▶ Instructions to follow:
Pull out every line containing the string "Zvukový".

▶ Dataset content:
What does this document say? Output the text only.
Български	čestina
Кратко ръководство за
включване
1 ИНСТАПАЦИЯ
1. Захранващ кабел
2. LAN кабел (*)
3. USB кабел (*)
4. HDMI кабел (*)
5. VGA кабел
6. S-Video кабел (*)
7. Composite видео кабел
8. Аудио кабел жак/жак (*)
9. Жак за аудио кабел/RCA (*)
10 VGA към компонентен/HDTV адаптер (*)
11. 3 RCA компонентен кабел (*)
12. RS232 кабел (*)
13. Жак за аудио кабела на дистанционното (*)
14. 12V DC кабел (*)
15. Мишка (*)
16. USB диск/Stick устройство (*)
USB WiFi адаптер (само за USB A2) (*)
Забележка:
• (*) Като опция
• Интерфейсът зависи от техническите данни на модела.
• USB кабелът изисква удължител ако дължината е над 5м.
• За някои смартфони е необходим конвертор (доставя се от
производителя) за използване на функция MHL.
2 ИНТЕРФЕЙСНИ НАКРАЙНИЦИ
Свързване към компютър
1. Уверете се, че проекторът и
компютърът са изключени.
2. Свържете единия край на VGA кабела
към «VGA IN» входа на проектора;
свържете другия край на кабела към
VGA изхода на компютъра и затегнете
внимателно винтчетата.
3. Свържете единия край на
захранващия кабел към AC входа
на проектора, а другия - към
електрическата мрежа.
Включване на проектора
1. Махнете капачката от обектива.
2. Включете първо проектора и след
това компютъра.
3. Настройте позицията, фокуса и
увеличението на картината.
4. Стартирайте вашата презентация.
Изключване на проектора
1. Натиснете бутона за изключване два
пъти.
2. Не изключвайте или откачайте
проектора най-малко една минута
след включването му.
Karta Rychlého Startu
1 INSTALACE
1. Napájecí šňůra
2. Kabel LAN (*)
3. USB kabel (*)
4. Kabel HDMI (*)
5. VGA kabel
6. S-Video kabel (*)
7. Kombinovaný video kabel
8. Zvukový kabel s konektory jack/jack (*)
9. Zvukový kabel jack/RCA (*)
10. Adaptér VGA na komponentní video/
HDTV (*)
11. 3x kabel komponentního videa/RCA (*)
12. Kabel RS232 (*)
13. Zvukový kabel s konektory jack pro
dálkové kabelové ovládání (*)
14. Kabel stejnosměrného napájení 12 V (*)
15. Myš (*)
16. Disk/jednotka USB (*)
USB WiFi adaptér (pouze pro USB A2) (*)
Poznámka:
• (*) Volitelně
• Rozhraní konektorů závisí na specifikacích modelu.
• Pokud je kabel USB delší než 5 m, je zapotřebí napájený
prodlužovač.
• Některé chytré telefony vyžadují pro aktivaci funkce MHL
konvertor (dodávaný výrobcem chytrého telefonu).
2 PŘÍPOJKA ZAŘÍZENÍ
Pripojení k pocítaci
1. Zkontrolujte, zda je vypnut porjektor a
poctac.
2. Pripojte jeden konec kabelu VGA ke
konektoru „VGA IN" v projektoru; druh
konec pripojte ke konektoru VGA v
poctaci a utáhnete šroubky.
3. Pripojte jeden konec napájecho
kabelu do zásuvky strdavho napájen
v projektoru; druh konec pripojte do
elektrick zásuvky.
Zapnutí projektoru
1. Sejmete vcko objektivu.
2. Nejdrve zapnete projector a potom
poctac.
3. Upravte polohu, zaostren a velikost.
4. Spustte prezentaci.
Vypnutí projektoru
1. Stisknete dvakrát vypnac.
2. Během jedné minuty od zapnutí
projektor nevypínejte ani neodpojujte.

▶ Full response:
8. Zvukový kabel s konektory jack/jack (*)
9. Zvukový kabel jack/RCA (*)
13. Zvukový kabel s konektory jack pro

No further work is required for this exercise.